Collected data entries
- - - - - - -

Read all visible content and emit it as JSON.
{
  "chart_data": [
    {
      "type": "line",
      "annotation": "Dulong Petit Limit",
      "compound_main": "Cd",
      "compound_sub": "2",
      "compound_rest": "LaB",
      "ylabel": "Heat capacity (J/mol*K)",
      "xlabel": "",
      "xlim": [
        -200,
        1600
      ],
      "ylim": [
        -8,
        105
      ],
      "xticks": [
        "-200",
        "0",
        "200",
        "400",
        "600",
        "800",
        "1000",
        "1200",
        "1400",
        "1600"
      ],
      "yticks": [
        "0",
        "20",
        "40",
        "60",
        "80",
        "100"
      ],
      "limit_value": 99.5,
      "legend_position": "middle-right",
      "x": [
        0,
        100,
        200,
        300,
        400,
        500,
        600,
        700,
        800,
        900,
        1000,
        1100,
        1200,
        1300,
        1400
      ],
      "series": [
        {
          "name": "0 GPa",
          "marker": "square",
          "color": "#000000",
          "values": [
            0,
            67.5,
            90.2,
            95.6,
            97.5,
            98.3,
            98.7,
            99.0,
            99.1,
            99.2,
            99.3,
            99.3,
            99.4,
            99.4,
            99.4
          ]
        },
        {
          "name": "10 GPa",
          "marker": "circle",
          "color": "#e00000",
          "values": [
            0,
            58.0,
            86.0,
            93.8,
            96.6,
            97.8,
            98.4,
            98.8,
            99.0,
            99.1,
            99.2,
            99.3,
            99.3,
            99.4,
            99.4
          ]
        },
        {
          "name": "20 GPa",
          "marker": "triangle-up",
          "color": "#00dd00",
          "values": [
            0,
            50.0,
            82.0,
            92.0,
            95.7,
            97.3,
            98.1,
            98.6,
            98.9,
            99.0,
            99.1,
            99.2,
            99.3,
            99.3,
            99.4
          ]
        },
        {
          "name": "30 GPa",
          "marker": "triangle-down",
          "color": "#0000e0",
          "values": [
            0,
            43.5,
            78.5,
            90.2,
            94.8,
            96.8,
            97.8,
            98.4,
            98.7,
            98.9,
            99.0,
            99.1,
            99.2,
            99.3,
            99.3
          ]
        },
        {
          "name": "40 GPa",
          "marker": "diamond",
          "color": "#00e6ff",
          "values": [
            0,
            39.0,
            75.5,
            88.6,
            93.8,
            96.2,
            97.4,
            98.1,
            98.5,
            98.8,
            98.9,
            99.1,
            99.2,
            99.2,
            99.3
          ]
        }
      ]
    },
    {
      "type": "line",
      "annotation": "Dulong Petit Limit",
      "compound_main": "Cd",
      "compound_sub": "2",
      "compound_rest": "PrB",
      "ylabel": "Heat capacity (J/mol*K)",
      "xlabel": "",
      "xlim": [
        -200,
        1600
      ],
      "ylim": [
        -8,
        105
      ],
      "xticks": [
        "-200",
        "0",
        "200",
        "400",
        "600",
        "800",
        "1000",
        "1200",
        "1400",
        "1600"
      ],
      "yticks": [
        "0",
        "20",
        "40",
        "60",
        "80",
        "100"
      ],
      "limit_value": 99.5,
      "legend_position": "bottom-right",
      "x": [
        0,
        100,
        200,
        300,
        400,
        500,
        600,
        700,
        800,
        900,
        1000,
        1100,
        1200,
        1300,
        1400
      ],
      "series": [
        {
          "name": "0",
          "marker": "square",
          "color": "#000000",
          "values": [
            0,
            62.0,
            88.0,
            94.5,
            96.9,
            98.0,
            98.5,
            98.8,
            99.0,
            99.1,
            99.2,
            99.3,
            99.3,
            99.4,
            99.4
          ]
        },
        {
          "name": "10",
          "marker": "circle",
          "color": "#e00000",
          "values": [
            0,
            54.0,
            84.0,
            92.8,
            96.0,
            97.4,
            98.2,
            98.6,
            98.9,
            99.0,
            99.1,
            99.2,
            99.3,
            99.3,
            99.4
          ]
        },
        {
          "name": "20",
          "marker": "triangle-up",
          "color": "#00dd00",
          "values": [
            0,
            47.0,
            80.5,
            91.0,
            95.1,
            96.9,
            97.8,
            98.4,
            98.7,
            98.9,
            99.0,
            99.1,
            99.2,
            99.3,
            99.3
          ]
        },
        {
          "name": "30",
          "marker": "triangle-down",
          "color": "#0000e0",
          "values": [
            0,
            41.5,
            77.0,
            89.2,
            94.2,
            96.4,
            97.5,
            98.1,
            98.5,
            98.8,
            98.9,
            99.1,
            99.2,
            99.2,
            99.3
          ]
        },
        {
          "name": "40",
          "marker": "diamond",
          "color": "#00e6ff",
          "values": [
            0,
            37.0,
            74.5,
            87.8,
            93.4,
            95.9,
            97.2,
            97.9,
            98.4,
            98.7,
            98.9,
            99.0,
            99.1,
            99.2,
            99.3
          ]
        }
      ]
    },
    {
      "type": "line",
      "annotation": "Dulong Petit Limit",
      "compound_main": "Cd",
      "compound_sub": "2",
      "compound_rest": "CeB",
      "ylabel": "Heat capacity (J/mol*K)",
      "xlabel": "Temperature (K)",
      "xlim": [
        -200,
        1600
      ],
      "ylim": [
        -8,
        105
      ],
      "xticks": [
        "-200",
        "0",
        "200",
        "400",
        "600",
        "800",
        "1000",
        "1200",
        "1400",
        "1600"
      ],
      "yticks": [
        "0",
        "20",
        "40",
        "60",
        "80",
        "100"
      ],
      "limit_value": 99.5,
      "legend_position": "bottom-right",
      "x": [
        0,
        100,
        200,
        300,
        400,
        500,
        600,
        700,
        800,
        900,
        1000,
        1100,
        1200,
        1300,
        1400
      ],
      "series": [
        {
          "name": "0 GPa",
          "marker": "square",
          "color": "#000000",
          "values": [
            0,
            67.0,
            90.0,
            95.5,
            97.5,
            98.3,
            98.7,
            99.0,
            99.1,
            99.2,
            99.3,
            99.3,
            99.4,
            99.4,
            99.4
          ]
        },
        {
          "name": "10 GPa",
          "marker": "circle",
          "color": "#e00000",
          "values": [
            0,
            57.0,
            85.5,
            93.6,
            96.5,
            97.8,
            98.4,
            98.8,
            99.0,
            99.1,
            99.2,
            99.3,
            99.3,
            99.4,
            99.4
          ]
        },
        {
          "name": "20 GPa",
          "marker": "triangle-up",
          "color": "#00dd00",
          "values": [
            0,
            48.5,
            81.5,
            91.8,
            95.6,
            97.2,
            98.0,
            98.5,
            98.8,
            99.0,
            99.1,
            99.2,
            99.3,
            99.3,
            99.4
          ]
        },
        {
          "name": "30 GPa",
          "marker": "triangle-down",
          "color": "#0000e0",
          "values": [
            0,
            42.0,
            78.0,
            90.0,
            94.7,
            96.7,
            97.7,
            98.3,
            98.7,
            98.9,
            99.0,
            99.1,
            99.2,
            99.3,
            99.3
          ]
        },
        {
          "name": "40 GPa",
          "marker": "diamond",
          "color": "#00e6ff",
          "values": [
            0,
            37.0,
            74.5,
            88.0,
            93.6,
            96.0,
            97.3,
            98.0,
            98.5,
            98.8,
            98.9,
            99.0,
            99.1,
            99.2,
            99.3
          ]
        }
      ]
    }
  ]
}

- - - - - - -

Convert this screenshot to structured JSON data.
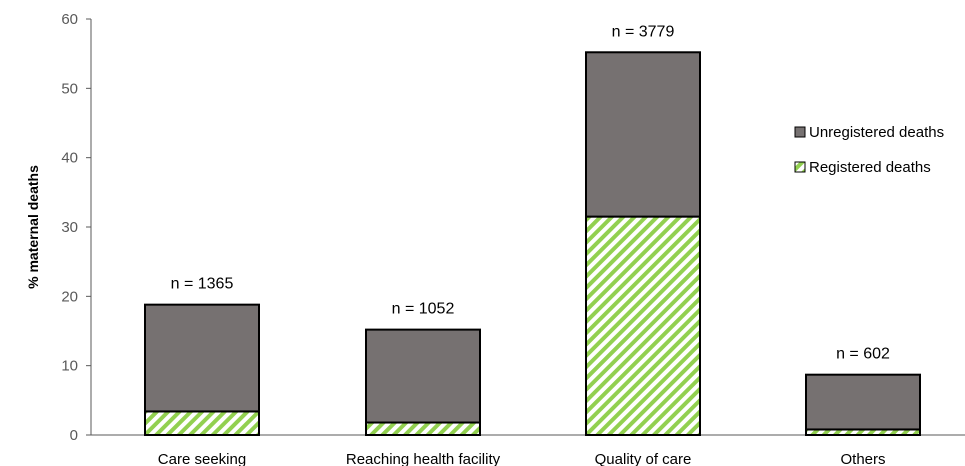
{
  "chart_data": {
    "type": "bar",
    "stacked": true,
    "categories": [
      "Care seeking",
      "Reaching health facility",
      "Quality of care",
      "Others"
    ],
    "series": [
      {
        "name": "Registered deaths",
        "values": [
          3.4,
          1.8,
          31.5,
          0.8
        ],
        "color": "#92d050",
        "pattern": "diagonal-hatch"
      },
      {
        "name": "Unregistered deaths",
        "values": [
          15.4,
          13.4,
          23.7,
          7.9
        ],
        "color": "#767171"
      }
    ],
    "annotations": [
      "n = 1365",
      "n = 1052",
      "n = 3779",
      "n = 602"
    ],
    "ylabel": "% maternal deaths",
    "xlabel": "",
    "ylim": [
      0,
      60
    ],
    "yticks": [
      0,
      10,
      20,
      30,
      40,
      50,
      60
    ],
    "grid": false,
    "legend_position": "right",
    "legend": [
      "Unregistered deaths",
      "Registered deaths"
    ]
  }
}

- - - - - - -

PROBLEM DESCRIPTION
Check all the records above and select each line where the string "deaths" is found.

WRITTEN RESPONSE
        "name": "Registered deaths",
        "name": "Unregistered deaths",
    "ylabel": "% maternal deaths",
      "Unregistered deaths",
      "Registered deaths"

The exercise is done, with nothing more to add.